**Your assignment**.
Check every line of the data below for the word "camera". Copy the ones that have it.

Records to use below:

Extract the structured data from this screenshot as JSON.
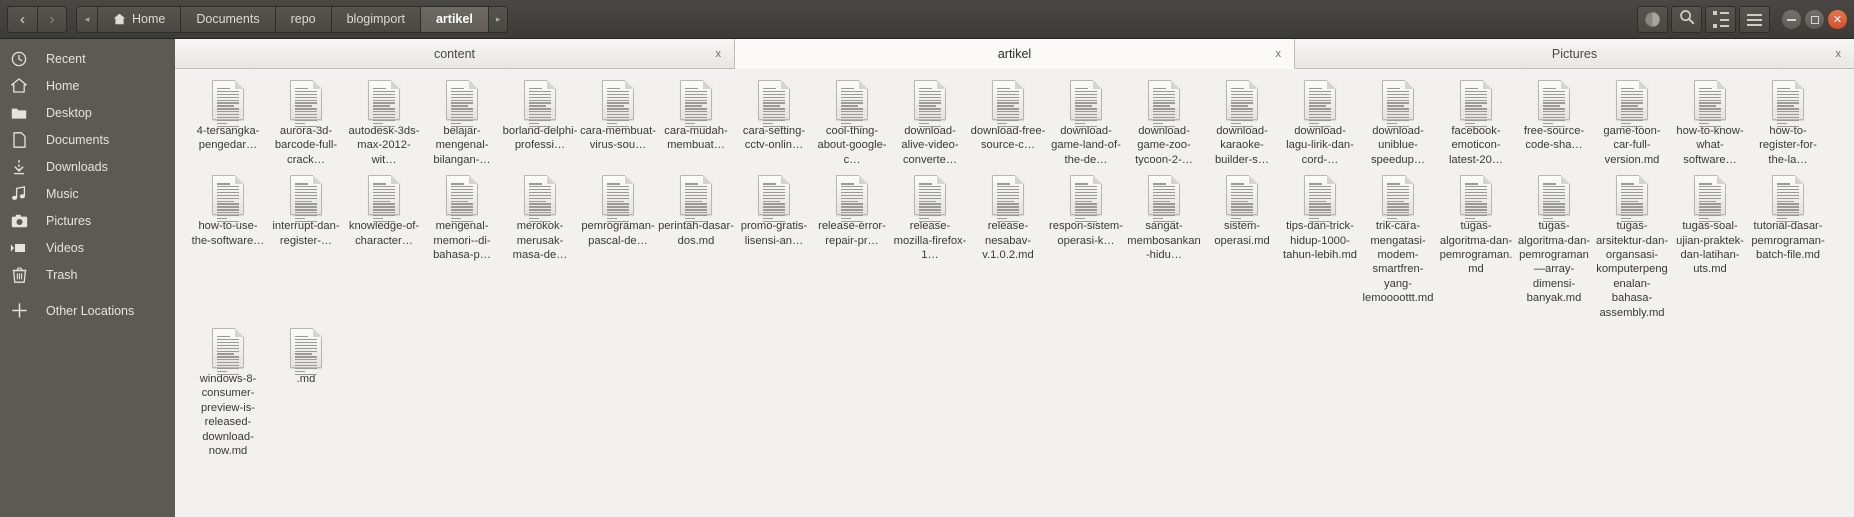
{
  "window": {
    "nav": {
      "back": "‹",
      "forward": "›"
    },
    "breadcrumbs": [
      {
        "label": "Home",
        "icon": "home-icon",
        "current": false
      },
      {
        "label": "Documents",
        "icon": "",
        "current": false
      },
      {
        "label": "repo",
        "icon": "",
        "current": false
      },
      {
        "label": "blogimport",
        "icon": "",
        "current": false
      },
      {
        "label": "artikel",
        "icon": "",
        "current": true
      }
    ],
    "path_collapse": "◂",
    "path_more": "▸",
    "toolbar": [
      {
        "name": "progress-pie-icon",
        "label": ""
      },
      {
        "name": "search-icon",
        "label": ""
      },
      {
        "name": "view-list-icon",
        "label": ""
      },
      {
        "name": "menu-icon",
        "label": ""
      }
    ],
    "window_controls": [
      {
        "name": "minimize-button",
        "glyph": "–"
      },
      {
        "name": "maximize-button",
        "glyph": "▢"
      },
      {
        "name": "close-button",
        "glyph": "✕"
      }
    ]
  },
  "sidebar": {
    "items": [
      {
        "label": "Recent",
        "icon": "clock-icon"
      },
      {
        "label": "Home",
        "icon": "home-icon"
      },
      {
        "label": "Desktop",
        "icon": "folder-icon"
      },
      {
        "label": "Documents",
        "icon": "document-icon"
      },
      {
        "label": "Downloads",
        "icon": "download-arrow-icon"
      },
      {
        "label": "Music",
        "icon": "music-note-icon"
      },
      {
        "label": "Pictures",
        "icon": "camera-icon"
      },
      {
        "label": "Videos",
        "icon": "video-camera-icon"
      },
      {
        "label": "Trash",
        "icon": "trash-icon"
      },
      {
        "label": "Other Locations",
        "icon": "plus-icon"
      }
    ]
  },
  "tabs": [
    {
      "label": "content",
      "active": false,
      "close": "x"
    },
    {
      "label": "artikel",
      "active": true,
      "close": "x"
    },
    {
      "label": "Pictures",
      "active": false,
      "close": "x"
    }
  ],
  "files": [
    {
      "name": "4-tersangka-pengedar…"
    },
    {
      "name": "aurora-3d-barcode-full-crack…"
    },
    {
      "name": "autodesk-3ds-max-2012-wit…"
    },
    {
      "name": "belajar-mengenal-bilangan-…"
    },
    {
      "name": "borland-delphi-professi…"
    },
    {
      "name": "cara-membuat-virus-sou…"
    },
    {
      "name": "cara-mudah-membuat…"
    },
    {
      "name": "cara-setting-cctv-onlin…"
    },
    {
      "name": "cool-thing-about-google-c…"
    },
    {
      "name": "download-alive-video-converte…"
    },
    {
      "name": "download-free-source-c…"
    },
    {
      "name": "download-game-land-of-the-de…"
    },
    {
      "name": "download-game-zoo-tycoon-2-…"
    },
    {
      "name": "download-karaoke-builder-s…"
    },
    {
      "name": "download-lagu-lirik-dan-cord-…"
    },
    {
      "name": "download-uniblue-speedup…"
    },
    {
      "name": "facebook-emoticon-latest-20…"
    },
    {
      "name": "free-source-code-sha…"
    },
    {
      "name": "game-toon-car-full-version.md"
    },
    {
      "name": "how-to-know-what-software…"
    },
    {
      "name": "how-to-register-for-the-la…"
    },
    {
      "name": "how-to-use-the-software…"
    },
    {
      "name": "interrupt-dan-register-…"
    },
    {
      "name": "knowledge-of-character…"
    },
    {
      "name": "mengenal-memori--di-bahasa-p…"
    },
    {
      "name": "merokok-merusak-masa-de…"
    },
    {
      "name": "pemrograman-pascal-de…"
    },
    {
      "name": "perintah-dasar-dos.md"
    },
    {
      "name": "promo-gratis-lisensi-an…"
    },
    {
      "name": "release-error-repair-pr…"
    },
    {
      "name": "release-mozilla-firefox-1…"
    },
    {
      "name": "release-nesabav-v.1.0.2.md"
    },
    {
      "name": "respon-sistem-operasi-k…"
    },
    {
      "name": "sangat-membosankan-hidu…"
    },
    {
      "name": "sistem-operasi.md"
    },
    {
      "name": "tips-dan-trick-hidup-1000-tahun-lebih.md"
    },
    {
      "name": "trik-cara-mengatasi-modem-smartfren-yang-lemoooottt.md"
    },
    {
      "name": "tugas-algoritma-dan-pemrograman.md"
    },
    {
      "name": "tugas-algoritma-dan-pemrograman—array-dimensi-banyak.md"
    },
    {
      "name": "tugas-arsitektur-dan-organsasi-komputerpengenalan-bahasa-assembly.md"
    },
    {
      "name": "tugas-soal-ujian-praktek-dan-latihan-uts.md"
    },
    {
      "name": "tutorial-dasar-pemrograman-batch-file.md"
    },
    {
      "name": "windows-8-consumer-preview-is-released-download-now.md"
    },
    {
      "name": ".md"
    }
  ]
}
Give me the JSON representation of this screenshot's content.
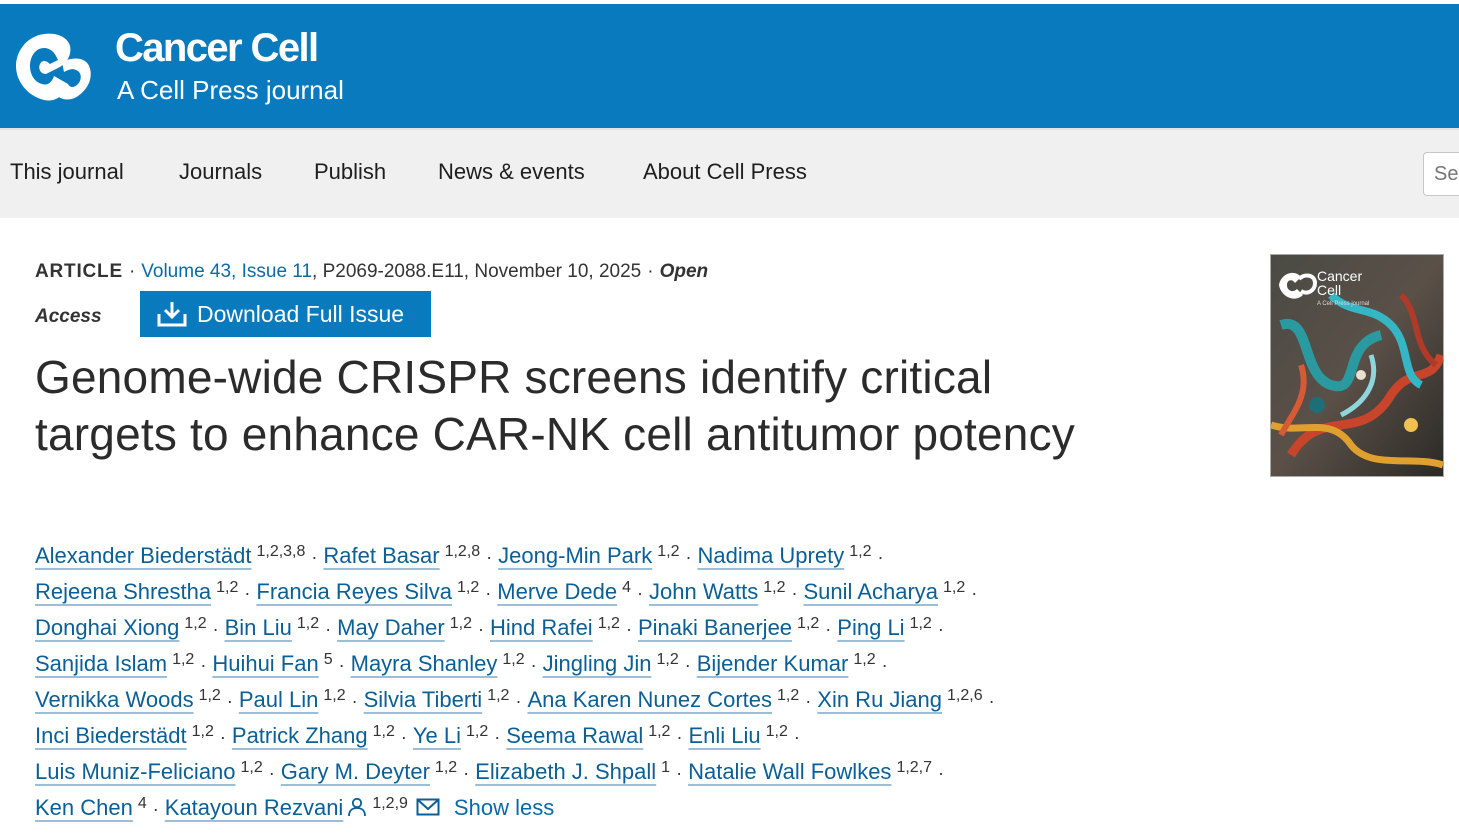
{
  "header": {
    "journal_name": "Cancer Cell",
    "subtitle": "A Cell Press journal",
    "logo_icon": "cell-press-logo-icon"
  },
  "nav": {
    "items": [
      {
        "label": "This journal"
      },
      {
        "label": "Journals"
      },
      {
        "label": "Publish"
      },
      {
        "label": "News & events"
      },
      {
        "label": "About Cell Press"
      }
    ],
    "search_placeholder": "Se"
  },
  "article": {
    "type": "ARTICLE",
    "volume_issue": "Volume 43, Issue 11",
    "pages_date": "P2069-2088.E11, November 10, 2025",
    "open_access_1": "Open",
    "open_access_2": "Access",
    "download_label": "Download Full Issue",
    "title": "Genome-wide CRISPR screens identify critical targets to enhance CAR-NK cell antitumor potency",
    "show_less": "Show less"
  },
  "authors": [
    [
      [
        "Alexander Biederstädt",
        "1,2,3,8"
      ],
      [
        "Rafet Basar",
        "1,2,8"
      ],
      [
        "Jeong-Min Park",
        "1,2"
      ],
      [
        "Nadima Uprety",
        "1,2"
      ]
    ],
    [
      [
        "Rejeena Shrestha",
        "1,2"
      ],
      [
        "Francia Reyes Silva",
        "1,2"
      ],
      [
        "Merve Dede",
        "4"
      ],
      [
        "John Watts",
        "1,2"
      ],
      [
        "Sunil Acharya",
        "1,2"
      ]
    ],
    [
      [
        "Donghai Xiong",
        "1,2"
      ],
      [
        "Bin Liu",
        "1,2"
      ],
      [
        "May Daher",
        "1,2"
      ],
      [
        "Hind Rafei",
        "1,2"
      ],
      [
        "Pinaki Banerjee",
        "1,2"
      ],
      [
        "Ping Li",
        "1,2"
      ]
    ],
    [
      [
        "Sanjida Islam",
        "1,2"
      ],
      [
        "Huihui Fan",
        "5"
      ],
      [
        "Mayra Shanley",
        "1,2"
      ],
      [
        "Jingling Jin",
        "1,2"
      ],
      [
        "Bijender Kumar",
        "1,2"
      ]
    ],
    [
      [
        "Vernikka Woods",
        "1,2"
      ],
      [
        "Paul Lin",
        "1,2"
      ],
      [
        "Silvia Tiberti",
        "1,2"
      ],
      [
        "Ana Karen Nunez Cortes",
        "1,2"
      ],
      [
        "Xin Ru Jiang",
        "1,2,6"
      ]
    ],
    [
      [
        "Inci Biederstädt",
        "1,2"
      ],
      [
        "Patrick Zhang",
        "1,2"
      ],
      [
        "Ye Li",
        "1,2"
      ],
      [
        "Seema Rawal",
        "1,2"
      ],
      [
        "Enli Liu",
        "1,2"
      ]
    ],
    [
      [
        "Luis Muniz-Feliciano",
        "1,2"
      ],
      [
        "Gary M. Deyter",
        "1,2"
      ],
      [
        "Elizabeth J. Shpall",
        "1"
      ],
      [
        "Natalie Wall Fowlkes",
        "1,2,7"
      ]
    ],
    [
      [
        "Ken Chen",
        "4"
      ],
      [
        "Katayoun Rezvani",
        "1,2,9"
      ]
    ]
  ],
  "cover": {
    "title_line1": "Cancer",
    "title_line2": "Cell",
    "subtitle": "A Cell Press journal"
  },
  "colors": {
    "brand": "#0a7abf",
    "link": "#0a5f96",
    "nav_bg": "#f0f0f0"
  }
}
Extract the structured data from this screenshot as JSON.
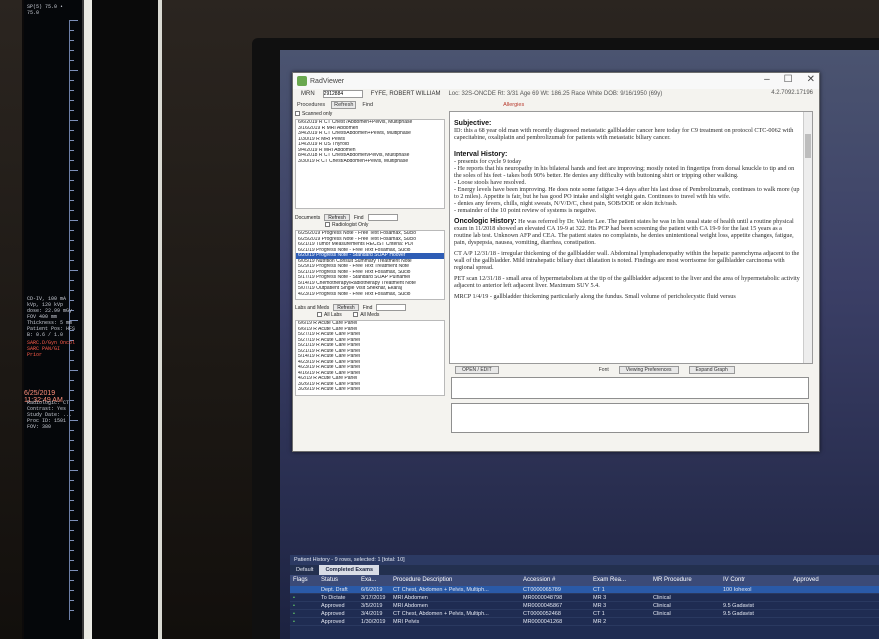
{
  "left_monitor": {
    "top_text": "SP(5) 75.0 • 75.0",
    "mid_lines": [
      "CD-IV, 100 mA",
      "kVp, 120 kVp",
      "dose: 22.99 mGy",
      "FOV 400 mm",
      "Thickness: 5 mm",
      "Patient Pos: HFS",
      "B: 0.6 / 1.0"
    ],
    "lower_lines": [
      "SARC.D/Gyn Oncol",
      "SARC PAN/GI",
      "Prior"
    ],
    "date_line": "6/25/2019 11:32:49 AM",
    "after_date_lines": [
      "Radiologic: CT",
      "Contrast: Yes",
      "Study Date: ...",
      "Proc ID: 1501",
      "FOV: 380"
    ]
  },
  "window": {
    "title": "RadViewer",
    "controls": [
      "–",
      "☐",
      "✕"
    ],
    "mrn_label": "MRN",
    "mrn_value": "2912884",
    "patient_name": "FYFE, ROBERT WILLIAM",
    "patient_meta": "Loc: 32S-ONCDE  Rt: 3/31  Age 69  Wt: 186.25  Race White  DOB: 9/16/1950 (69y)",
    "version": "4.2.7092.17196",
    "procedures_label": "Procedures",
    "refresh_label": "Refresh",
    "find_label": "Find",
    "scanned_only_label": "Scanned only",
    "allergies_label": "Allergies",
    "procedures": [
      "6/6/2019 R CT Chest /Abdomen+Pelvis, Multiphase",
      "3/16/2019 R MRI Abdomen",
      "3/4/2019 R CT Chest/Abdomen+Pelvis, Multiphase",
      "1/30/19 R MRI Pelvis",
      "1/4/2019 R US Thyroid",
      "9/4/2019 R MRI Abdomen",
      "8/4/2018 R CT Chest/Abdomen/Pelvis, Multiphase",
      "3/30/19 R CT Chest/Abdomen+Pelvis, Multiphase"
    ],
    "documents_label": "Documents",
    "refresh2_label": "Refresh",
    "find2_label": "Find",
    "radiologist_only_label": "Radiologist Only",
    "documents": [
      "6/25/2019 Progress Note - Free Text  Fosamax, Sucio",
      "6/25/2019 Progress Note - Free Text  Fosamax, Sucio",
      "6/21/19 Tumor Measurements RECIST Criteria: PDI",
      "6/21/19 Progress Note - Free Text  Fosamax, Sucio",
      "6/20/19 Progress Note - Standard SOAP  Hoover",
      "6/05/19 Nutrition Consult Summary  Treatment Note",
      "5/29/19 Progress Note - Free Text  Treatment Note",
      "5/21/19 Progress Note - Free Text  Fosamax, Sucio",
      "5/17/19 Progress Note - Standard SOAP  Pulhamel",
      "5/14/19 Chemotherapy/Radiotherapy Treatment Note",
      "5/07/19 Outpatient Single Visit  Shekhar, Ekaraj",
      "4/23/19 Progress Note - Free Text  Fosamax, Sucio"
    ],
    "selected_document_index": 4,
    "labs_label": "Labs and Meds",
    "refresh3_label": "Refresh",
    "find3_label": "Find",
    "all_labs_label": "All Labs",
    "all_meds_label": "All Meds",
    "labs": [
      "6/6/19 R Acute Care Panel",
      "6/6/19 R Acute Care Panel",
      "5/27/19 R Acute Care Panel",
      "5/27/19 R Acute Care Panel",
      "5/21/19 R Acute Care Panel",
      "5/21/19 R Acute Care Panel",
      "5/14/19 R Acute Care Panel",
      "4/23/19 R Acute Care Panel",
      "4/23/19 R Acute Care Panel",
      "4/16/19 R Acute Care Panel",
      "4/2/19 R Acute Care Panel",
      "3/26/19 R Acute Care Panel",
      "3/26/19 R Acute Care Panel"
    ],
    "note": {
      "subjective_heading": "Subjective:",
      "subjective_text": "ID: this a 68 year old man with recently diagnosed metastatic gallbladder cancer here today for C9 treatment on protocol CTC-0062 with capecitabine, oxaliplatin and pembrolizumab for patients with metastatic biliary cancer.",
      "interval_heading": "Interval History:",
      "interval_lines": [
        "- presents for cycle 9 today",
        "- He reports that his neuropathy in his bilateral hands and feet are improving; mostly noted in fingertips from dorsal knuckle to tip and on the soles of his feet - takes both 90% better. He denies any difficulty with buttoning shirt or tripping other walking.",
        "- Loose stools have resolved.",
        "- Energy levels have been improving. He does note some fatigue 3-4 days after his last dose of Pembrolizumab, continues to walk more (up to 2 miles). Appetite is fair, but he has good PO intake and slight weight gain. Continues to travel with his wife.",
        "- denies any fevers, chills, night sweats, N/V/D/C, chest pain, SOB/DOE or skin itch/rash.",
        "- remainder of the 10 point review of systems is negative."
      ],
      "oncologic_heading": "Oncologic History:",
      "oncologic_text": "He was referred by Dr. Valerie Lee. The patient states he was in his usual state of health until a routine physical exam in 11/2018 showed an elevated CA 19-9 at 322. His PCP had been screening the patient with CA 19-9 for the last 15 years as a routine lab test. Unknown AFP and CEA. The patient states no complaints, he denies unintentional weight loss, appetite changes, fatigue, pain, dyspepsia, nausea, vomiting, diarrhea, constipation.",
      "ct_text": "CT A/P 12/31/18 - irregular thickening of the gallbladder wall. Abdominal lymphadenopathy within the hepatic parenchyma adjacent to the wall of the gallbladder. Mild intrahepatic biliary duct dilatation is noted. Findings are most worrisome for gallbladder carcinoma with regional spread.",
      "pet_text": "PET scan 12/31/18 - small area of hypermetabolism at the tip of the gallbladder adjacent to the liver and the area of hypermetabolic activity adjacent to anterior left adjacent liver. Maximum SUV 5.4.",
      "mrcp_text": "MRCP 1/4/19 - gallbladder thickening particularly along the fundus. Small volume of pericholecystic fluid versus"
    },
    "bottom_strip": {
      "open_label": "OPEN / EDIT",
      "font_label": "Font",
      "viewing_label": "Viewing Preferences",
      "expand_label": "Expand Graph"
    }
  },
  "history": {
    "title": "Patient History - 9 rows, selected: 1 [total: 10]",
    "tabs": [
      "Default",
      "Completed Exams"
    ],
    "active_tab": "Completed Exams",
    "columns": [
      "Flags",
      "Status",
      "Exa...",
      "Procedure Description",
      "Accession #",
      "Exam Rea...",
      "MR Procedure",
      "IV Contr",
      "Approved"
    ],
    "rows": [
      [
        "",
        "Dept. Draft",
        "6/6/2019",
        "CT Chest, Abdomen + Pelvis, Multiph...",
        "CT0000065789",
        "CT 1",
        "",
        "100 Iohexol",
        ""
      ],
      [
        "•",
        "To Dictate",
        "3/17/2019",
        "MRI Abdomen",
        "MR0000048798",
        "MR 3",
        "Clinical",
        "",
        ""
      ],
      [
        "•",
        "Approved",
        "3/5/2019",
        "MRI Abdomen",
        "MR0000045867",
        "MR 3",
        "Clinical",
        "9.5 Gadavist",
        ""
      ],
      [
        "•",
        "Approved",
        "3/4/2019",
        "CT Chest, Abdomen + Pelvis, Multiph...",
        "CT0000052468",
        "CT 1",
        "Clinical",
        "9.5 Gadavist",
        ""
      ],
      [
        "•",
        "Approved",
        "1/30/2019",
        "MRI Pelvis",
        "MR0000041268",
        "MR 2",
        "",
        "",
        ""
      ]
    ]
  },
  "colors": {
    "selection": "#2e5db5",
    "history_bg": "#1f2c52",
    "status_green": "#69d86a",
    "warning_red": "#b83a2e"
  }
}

End of Records to use.

**Reply to the task**.
        "icon": "camera-icon"
        "icon": "video-camera-icon"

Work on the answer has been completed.